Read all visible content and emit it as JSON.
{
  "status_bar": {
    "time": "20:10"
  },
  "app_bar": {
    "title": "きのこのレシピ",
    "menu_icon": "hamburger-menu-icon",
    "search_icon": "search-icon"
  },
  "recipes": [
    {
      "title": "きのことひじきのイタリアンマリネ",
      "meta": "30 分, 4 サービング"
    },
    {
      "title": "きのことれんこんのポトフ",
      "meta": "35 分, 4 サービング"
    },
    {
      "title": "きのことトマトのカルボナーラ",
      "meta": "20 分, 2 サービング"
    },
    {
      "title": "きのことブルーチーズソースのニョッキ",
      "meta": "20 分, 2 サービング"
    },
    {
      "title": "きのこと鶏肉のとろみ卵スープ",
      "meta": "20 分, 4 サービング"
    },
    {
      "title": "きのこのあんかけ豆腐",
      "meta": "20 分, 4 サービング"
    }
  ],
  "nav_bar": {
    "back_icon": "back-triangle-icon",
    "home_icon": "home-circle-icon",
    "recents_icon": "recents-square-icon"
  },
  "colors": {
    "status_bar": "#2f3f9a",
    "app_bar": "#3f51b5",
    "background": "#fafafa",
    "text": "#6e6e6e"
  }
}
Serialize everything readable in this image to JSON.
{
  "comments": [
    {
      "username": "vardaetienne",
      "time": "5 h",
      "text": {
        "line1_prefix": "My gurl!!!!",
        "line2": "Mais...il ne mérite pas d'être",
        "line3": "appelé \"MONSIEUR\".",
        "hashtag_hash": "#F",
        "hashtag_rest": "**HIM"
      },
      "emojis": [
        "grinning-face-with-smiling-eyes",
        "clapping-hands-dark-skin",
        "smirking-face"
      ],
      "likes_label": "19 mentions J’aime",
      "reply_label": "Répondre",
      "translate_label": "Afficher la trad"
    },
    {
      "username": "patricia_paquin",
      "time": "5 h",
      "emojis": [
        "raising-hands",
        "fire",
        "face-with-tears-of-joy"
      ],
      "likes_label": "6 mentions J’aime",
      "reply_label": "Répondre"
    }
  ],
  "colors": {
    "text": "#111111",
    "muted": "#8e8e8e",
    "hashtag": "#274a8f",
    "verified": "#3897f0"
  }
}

EXERCISE - Write out the material from the first line to the last, exactly.

SOLUTION TO THE PROBLEM -
Read all visible content and emit it as JSON.
{
  "status_bar": {
    "time": "20:10"
  },
  "app_bar": {
    "title": "きのこのレシピ",
    "menu_icon": "hamburger-menu-icon",
    "search_icon": "search-icon"
  },
  "recipes": [
    {
      "title": "きのことひじきのイタリアンマリネ",
      "meta": "30 分, 4 サービング"
    },
    {
      "title": "きのことれんこんのポトフ",
      "meta": "35 分, 4 サービング"
    },
    {
      "title": "きのことトマトのカルボナーラ",
      "meta": "20 分, 2 サービング"
    },
    {
      "title": "きのことブルーチーズソースのニョッキ",
      "meta": "20 分, 2 サービング"
    },
    {
      "title": "きのこと鶏肉のとろみ卵スープ",
      "meta": "20 分, 4 サービング"
    },
    {
      "title": "きのこのあんかけ豆腐",
      "meta": "20 分, 4 サービング"
    }
  ],
  "nav_bar": {
    "back_icon": "back-triangle-icon",
    "home_icon": "home-circle-icon",
    "recents_icon": "recents-square-icon"
  },
  "colors": {
    "status_bar": "#2f3f9a",
    "app_bar": "#3f51b5",
    "background": "#fafafa",
    "text": "#6e6e6e"
  }
}
Serialize everything readable in this image to JSON.
{
  "comments": [
    {
      "username": "vardaetienne",
      "time": "5 h",
      "text": {
        "line1_prefix": "My gurl!!!!",
        "line2": "Mais...il ne mérite pas d'être",
        "line3": "appelé \"MONSIEUR\".",
        "hashtag_hash": "#F",
        "hashtag_rest": "**HIM"
      },
      "emojis": [
        "grinning-face-with-smiling-eyes",
        "clapping-hands-dark-skin",
        "smirking-face"
      ],
      "likes_label": "19 mentions J’aime",
      "reply_label": "Répondre",
      "translate_label": "Afficher la trad"
    },
    {
      "username": "patricia_paquin",
      "time": "5 h",
      "emojis": [
        "raising-hands",
        "fire",
        "face-with-tears-of-joy"
      ],
      "likes_label": "6 mentions J’aime",
      "reply_label": "Répondre"
    }
  ],
  "colors": {
    "text": "#111111",
    "muted": "#8e8e8e",
    "hashtag": "#274a8f",
    "verified": "#3897f0"
  }
}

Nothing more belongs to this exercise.